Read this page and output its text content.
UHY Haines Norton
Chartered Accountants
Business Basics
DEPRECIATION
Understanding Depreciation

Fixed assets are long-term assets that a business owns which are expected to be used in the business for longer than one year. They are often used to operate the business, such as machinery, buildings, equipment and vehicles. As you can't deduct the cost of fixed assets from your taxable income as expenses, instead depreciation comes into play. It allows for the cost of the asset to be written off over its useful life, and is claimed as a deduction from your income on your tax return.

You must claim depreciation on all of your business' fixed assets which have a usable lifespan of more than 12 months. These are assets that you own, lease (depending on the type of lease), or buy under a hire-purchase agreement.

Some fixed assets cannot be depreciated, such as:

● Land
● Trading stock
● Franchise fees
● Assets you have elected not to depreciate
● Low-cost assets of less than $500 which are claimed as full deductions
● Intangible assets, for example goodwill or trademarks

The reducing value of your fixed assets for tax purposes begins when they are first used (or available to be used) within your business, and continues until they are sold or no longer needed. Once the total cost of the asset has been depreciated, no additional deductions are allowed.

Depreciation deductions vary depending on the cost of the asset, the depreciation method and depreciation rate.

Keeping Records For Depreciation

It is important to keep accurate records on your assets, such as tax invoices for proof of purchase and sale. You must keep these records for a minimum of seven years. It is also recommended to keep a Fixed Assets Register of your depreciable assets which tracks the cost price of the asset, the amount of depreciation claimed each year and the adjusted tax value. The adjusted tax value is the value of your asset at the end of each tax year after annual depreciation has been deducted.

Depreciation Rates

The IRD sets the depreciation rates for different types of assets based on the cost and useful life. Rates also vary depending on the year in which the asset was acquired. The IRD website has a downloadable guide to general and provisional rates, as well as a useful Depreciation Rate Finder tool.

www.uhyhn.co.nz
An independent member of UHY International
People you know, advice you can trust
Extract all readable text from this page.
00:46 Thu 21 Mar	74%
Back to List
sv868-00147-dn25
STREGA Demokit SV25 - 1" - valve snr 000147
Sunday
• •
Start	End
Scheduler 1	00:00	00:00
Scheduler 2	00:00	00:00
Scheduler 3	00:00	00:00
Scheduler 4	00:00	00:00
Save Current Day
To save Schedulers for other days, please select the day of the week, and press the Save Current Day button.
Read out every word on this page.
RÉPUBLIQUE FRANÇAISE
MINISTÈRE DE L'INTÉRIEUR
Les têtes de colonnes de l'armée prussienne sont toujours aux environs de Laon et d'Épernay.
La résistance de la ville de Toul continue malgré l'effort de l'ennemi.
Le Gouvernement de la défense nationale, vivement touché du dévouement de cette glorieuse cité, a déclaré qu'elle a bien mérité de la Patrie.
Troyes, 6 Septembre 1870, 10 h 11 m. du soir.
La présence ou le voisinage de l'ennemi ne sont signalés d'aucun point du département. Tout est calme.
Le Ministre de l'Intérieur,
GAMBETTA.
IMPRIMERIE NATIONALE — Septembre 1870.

### Exercise aim
Report every line in the data above in which the word "text" appears.

### Output for this exercise
Read this page and output its text content.
Extract all readable text from this page.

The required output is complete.